> _Work to do_: Copy out lines with the word "kitchen" from the material that follows.

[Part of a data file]

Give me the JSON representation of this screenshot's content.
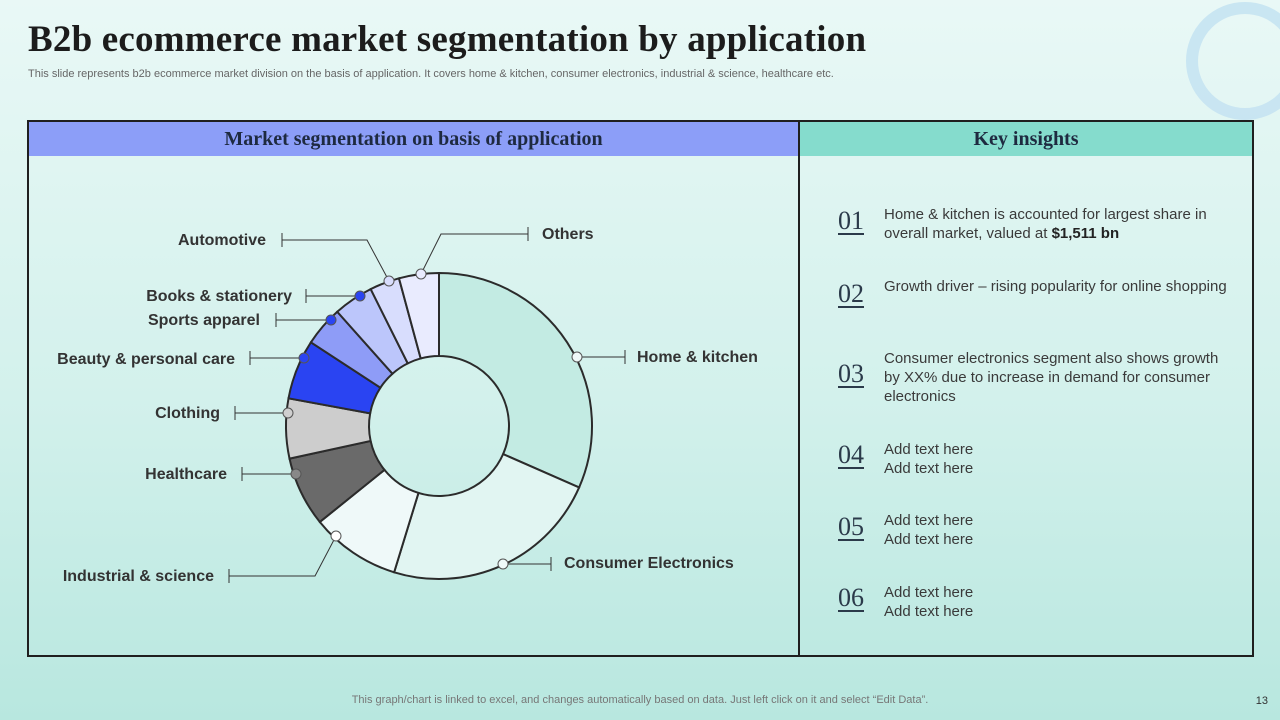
{
  "slide": {
    "title": "B2b ecommerce market segmentation by application",
    "subtitle": "This slide represents b2b ecommerce market division on the basis of application. It covers home & kitchen, consumer electronics, industrial & science, healthcare etc.",
    "left_header": "Market segmentation on basis of application",
    "right_header": "Key insights",
    "footer": "This graph/chart is linked to excel,  and changes automatically based on data. Just left click on it and select “Edit Data”.",
    "page_number": "13"
  },
  "insights": [
    {
      "num": "01",
      "text": "Home & kitchen is accounted for largest share in overall market, valued at ",
      "bold": "$1,511 bn"
    },
    {
      "num": "02",
      "text": "Growth driver – rising popularity for online shopping",
      "bold": ""
    },
    {
      "num": "03",
      "text": "Consumer electronics segment also shows growth by XX% due to increase in demand for consumer electronics",
      "bold": ""
    },
    {
      "num": "04",
      "text": "Add text here\nAdd text here",
      "bold": ""
    },
    {
      "num": "05",
      "text": "Add text here\nAdd text here",
      "bold": ""
    },
    {
      "num": "06",
      "text": "Add text here\nAdd text here",
      "bold": ""
    }
  ],
  "chart_data": {
    "type": "pie",
    "donut": true,
    "categories": [
      "Home & kitchen",
      "Consumer Electronics",
      "Industrial & science",
      "Healthcare",
      "Clothing",
      "Beauty & personal care",
      "Sports apparel",
      "Books & stationery",
      "Automotive",
      "Others"
    ],
    "values": [
      30,
      22,
      9,
      7,
      6,
      6,
      4,
      4,
      3,
      4
    ],
    "colors": [
      "#c3ebe3",
      "#e1f5f2",
      "#eff9f9",
      "#6a6a6a",
      "#cdcdcd",
      "#2a44f2",
      "#8e9cf7",
      "#bcc6fb",
      "#d8ddfd",
      "#e9ebfe"
    ],
    "marker_colors": [
      "#eff9f9",
      "#eff9f9",
      "#ffffff",
      "#888888",
      "#cfcfcf",
      "#2a44f2",
      "#2a44f2",
      "#2a44f2",
      "#d8ddfd",
      "#e9ebfe"
    ]
  }
}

> _In response_:
    "subtitle": "This slide represents b2b ecommerce market division on the basis of application. It covers home & kitchen, consumer electronics, industrial & science, healthcare etc.",
      "text": "Home & kitchen is accounted for largest share in overall market, valued at ",
      "Home & kitchen",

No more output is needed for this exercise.